### Assignment
Could you give the data below again, exactly and completely?

### Supplied data ###

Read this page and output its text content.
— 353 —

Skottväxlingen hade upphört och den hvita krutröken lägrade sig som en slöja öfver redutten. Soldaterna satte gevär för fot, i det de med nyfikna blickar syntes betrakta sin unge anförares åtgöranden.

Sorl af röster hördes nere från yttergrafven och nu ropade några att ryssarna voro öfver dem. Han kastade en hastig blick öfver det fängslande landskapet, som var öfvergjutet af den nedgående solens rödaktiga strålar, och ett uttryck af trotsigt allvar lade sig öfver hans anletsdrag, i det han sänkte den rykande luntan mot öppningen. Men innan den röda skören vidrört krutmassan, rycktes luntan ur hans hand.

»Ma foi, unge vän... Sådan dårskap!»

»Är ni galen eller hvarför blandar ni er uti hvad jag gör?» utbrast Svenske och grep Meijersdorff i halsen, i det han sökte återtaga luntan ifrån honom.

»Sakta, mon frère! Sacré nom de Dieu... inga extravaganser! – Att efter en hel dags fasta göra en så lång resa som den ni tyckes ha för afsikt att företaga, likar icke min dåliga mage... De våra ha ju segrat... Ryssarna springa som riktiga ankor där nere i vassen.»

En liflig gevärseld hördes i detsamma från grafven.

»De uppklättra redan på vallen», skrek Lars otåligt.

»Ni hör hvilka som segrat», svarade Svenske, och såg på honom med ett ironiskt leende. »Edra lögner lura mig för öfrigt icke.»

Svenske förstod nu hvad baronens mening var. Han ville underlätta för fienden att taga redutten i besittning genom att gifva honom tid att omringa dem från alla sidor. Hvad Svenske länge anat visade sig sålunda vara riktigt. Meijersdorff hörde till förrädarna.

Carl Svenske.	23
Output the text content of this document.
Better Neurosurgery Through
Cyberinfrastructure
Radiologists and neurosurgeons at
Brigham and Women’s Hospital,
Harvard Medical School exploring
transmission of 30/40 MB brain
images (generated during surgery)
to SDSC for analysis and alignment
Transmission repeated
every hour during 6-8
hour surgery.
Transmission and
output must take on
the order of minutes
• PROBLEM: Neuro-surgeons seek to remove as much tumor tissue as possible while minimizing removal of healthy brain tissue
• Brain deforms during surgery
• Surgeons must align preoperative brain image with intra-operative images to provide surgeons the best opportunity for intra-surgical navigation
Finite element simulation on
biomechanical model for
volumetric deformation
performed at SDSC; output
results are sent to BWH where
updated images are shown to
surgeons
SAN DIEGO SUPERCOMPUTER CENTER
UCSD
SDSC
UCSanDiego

###

### Completed task
Read this page and output its text content.
— 353 —

Skottväxlingen hade upphört och den hvita krutröken lägrade sig som en slöja öfver redutten. Soldaterna satte gevär för fot, i det de med nyfikna blickar syntes betrakta sin unge anförares åtgöranden.

Sorl af röster hördes nere från yttergrafven och nu ropade några att ryssarna voro öfver dem. Han kastade en hastig blick öfver det fängslande landskapet, som var öfvergjutet af den nedgående solens rödaktiga strålar, och ett uttryck af trotsigt allvar lade sig öfver hans anletsdrag, i det han sänkte den rykande luntan mot öppningen. Men innan den röda skören vidrört krutmassan, rycktes luntan ur hans hand.

»Ma foi, unge vän... Sådan dårskap!»

»Är ni galen eller hvarför blandar ni er uti hvad jag gör?» utbrast Svenske och grep Meijersdorff i halsen, i det han sökte återtaga luntan ifrån honom.

»Sakta, mon frère! Sacré nom de Dieu... inga extravaganser! – Att efter en hel dags fasta göra en så lång resa som den ni tyckes ha för afsikt att företaga, likar icke min dåliga mage... De våra ha ju segrat... Ryssarna springa som riktiga ankor där nere i vassen.»

En liflig gevärseld hördes i detsamma från grafven.

»De uppklättra redan på vallen», skrek Lars otåligt.

»Ni hör hvilka som segrat», svarade Svenske, och såg på honom med ett ironiskt leende. »Edra lögner lura mig för öfrigt icke.»

Svenske förstod nu hvad baronens mening var. Han ville underlätta för fienden att taga redutten i besittning genom att gifva honom tid att omringa dem från alla sidor. Hvad Svenske länge anat visade sig sålunda vara riktigt. Meijersdorff hörde till förrädarna.

Carl Svenske.	23
Output the text content of this document.
Better Neurosurgery Through
Cyberinfrastructure
Radiologists and neurosurgeons at
Brigham and Women’s Hospital,
Harvard Medical School exploring
transmission of 30/40 MB brain
images (generated during surgery)
to SDSC for analysis and alignment
Transmission repeated
every hour during 6-8
hour surgery.
Transmission and
output must take on
the order of minutes
• PROBLEM: Neuro-surgeons seek to remove as much tumor tissue as possible while minimizing removal of healthy brain tissue
• Brain deforms during surgery
• Surgeons must align preoperative brain image with intra-operative images to provide surgeons the best opportunity for intra-surgical navigation
Finite element simulation on
biomechanical model for
volumetric deformation
performed at SDSC; output
results are sent to BWH where
updated images are shown to
surgeons
SAN DIEGO SUPERCOMPUTER CENTER
UCSD
SDSC
UCSanDiego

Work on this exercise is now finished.